_Data listing:_
==================================================

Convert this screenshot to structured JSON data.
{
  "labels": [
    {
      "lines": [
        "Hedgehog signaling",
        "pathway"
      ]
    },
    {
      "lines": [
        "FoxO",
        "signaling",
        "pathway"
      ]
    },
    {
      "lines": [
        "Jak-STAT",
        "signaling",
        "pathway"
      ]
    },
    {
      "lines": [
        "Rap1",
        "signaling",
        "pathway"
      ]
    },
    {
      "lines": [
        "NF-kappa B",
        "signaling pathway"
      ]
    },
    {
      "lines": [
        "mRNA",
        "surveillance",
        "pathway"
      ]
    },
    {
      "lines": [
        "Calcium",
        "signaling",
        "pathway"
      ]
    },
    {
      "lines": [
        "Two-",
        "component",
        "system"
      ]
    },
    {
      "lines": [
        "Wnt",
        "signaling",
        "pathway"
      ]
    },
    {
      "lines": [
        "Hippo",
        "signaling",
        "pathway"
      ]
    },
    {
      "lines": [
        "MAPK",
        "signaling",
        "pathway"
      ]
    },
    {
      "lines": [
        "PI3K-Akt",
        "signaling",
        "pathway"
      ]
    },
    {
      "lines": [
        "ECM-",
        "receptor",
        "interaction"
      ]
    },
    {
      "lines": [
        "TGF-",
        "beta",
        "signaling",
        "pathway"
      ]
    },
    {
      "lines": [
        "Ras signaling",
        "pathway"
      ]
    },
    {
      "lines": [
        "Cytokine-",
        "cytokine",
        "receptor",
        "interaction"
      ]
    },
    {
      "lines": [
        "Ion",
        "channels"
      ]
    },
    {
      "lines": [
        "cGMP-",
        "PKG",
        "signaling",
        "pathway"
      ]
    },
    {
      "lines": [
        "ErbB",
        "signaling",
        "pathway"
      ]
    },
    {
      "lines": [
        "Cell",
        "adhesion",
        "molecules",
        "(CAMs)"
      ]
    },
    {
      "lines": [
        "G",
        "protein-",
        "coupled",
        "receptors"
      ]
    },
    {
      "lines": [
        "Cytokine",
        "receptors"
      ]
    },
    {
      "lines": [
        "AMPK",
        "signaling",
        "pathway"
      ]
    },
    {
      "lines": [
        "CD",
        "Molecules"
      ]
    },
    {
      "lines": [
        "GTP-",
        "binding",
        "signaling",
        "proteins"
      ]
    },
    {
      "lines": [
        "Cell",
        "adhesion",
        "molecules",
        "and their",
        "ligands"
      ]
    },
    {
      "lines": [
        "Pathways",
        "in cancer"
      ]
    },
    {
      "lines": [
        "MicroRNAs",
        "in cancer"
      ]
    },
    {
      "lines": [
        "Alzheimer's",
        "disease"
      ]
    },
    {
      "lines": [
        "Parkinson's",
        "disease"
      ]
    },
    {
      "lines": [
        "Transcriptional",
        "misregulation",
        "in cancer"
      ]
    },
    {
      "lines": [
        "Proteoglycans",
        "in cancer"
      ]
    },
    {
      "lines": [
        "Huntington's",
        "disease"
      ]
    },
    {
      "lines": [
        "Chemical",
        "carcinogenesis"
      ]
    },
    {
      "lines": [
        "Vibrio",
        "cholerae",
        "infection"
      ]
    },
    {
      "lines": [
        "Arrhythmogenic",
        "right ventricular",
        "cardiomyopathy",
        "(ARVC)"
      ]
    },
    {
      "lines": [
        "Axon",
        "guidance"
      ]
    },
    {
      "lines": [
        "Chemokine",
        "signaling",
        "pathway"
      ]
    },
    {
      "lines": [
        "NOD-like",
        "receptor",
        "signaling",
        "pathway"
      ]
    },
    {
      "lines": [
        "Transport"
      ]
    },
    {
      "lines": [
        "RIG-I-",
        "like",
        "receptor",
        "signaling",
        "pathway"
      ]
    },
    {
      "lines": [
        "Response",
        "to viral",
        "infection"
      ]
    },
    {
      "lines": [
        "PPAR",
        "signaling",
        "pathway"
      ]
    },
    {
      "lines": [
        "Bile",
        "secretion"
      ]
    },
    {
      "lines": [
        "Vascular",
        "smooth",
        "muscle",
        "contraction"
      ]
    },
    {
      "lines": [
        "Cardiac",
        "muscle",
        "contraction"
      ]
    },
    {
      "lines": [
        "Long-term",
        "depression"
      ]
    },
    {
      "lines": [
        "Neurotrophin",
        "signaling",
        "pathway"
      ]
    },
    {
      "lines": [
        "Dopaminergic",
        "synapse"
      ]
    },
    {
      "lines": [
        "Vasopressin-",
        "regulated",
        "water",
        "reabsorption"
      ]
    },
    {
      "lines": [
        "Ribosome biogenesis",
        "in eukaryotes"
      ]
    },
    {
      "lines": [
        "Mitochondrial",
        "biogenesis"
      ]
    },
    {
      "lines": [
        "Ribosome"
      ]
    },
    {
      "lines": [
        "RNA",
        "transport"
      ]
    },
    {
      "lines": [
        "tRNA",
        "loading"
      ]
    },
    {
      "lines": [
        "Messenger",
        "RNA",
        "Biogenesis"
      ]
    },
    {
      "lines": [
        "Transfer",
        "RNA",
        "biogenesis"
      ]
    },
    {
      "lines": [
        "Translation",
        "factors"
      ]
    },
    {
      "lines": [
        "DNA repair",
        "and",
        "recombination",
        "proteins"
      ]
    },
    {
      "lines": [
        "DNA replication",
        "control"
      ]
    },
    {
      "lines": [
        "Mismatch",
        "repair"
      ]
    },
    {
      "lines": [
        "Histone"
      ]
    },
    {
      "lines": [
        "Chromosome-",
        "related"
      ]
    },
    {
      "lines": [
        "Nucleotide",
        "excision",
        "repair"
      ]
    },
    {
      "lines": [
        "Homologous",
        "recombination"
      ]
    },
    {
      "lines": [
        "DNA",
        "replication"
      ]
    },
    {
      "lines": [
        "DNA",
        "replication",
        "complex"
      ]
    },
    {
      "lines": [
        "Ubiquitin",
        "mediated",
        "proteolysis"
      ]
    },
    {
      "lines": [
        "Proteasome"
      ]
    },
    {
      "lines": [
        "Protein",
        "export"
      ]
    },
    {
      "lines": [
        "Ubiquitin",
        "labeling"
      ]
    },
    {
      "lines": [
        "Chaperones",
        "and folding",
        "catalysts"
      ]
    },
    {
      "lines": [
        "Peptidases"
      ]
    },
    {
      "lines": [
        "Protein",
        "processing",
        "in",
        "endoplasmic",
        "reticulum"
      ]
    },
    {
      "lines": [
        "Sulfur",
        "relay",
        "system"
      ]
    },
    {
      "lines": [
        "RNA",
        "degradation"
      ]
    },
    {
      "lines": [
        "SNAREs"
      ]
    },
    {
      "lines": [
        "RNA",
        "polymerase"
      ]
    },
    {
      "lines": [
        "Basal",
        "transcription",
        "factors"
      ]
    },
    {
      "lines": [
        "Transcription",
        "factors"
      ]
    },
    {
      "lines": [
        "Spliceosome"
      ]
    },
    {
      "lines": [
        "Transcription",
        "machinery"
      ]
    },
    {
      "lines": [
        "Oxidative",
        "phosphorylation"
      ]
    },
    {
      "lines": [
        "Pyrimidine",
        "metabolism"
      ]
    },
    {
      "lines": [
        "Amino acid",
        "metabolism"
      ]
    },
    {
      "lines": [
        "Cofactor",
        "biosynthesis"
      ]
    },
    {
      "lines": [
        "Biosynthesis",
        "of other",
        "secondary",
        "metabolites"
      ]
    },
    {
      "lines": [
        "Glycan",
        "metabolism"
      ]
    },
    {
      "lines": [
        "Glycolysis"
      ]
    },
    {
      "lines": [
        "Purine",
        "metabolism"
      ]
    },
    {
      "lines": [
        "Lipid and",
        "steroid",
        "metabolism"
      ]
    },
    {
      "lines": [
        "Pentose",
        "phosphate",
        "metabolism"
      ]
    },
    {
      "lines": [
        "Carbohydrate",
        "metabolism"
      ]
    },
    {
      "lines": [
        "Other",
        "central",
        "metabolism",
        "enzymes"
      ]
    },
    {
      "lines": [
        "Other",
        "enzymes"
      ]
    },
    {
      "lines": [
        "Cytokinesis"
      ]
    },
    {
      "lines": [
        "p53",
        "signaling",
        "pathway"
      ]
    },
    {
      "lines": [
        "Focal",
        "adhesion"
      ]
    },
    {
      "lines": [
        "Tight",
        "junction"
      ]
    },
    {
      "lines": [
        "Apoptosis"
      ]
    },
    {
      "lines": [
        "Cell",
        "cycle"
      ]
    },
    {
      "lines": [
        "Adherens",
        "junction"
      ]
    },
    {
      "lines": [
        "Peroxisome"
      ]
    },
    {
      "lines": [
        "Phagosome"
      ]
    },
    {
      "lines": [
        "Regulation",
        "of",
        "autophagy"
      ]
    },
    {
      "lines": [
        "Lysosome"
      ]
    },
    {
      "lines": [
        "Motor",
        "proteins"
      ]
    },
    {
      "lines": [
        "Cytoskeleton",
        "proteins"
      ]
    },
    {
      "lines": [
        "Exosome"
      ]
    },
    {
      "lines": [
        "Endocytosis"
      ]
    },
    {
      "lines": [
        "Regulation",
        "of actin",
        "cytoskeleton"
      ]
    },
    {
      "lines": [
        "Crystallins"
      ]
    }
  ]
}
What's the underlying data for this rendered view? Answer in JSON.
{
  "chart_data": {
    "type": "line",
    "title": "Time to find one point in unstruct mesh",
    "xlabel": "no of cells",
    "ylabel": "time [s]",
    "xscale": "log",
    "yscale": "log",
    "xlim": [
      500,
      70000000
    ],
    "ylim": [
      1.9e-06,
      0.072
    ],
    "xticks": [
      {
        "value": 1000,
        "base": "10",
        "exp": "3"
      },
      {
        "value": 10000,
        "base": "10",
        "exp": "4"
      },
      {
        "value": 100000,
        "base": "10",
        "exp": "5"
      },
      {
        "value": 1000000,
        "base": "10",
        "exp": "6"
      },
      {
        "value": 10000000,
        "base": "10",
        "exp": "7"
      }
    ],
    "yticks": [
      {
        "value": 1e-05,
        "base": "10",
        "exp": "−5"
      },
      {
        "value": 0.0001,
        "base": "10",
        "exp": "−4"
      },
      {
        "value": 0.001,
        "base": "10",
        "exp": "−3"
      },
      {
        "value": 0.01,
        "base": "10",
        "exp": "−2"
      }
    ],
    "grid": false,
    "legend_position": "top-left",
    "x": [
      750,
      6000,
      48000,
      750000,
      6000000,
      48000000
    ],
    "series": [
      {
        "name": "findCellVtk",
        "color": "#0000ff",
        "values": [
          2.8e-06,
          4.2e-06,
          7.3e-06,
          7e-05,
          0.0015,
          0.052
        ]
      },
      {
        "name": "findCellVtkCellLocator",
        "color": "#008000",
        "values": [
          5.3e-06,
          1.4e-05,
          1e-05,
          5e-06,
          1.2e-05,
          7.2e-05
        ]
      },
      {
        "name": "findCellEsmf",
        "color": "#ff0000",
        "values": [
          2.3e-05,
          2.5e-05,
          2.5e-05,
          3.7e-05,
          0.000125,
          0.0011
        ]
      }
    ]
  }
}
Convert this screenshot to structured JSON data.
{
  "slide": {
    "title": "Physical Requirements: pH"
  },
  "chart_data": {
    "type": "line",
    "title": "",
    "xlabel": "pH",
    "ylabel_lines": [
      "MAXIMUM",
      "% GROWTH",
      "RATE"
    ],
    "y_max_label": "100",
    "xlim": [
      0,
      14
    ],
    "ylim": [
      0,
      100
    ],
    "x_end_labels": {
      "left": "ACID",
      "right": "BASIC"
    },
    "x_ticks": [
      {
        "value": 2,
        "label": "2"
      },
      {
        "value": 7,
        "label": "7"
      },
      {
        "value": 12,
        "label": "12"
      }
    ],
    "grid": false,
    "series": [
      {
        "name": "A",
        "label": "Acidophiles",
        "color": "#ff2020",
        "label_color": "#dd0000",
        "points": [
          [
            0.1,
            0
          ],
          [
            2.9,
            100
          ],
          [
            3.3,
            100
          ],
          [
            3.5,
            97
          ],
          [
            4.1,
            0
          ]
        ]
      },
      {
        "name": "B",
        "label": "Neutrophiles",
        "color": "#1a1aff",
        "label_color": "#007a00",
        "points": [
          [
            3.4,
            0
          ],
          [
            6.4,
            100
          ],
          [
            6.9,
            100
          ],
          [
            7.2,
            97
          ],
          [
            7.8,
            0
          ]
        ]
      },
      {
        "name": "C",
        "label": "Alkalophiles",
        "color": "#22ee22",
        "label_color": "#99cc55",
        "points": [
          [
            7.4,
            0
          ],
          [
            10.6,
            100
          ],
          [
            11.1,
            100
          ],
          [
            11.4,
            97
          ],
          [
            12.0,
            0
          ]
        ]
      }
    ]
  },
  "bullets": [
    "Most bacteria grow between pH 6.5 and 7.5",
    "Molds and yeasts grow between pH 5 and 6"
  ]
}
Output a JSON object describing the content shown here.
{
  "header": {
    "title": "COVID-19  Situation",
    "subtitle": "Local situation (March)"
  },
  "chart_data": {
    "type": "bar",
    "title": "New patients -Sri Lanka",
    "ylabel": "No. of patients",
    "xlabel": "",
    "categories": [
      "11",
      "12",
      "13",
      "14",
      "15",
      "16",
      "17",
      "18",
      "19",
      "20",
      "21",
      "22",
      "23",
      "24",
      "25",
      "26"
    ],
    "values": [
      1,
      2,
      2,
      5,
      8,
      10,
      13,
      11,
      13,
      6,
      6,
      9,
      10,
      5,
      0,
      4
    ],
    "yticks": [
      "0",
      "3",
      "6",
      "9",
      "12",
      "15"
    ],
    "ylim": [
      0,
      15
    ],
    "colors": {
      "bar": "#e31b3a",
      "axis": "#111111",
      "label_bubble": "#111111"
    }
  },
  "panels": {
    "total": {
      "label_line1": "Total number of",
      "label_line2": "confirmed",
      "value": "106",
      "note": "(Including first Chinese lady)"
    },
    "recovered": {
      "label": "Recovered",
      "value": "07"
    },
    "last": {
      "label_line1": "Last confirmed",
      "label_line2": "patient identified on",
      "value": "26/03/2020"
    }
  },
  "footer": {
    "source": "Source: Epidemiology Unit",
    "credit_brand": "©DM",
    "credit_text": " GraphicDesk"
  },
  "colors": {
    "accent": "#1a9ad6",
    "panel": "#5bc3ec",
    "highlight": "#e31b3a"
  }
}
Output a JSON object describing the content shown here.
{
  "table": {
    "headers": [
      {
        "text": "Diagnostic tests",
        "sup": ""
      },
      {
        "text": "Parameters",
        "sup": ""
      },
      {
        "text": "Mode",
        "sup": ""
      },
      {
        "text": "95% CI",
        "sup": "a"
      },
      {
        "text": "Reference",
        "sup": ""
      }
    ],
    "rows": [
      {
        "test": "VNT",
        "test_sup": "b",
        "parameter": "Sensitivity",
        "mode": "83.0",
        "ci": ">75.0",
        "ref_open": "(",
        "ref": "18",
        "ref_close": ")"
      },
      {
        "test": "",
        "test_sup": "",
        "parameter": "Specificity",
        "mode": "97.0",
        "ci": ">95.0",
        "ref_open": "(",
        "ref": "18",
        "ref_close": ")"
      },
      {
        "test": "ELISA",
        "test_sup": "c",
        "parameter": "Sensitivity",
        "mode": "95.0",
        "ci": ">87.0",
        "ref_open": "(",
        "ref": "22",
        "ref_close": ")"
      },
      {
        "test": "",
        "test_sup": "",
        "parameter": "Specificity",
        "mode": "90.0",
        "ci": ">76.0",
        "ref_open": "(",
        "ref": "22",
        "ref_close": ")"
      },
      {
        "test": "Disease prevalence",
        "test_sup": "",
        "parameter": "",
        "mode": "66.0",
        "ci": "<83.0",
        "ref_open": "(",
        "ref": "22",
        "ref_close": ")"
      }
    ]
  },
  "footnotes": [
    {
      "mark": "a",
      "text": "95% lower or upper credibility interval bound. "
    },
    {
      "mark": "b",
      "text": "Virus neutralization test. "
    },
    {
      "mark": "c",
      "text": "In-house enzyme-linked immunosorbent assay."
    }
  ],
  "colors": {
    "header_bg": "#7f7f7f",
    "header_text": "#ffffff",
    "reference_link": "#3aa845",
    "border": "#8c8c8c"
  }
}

==================================================

_Instructions for the task:_ In the data above, how many lines contain the word "patients"? Write the number only.

_Reply:_ 2